### GIVEN EXERCISE
Echo the stretch of the Dalmatian Coast travel text from "Croatian National Tourist" through "meats and seafood." word for word.

Mention the Dalmatian Coast and many travelers think of Dubrovnik, that popular tourist city heavily shelled following the breakup of Yugoslavia and since restored.
But while this big sister steals the spotlight -- and the drama -- other ports continue to display their quiet charm through historic old towns, lovely landscapes and colorful folklore.
Croatian National Tourist Office, (800) 829-4416, Croatia.hr
National Tourism Organisation of Montenegro, Montenegro.travel
Sample hotel rates for June, two persons, double occupancy.
Split: Hotel Park, Hatzeov perivoj 3, hotelpark-split.hr/, from $143
Korcula: Hotel Marko Polo, Put od luke, korcula-hotels.com/en/hotels/hotel-marko-polo.php, from $116
Kotor: Hotel Astoria, Stari grad, astoriamontenegro.com, from $211
Split: Konoba Atlantida, Trumbiceva obala 13; terrace overlooks the busy harbor; fish, pasta, chicken, octopus salad.
Korcula: Cupido, Setaliste P. Kanaveluca; on the waterfront promenade; fresh fish, prawns, risotto.
Kotor: Galion, Suranj bb; near Old Town with a deck overlooking the bay; meats and seafood.
The ancient Roman province of Dalmatia stretched along the Adriatic from what is now Croatia south into Montenegro. Today cruise ships and chartered boats ply the shoreline, dropping anchor in secluded coves or docking alongside old cities to allow visitors to go ashore and explore.

Dataset rows

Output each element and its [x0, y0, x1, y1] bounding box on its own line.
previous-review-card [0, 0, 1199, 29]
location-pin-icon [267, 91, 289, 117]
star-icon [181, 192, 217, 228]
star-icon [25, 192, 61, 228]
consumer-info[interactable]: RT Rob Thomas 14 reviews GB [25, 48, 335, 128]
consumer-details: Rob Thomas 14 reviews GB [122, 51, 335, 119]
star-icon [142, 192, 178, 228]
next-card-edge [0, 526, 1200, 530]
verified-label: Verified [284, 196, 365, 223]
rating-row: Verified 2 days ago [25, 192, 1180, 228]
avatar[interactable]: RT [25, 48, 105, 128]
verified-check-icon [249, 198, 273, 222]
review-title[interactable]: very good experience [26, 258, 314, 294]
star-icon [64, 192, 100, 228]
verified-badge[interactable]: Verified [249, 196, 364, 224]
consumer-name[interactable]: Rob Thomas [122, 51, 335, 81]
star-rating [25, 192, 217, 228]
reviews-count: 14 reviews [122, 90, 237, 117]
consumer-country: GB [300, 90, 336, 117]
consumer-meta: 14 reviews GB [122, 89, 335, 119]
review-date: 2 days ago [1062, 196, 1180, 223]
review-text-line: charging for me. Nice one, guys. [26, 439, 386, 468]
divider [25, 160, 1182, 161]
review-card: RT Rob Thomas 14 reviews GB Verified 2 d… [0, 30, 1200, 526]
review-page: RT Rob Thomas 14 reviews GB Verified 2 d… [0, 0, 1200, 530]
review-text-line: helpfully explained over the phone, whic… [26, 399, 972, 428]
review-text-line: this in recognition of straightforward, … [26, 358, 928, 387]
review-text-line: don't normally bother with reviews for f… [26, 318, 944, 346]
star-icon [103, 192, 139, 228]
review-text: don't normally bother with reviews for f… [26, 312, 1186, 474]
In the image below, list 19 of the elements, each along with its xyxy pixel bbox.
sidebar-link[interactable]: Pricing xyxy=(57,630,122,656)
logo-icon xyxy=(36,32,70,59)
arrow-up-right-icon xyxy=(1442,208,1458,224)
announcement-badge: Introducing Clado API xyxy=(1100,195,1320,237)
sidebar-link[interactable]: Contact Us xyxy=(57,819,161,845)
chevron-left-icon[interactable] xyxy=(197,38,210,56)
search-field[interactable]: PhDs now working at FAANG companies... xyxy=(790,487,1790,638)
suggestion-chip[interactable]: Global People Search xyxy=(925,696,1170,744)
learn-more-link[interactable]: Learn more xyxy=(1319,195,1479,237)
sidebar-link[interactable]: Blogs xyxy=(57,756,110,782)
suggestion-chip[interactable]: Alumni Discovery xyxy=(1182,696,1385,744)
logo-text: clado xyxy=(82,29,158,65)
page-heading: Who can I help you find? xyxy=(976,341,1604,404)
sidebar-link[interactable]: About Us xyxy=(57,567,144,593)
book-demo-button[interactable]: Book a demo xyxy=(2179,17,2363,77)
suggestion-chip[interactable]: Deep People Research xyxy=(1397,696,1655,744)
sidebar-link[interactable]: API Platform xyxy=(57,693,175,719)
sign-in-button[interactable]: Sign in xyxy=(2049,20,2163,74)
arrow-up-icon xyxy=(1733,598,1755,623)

### OUTPUT OF THE TASK
Croatian National Tourist Office, (800) 829-4416, Croatia.hr
National Tourism Organisation of Montenegro, Montenegro.travel
Sample hotel rates for June, two persons, double occupancy.
Split: Hotel Park, Hatzeov perivoj 3, hotelpark-split.hr/, from $143
Korcula: Hotel Marko Polo, Put od luke, korcula-hotels.com/en/hotels/hotel-marko-polo.php, from $116
Kotor: Hotel Astoria, Stari grad, astoriamontenegro.com, from $211
Split: Konoba Atlantida, Trumbiceva obala 13; terrace overlooks the busy harbor; fish, pasta, chicken, octopus salad.
Korcula: Cupido, Setaliste P. Kanaveluca; on the waterfront promenade; fresh fish, prawns, risotto.
Kotor: Galion, Suranj bb; near Old Town with a deck overlooking the bay; meats and seafood.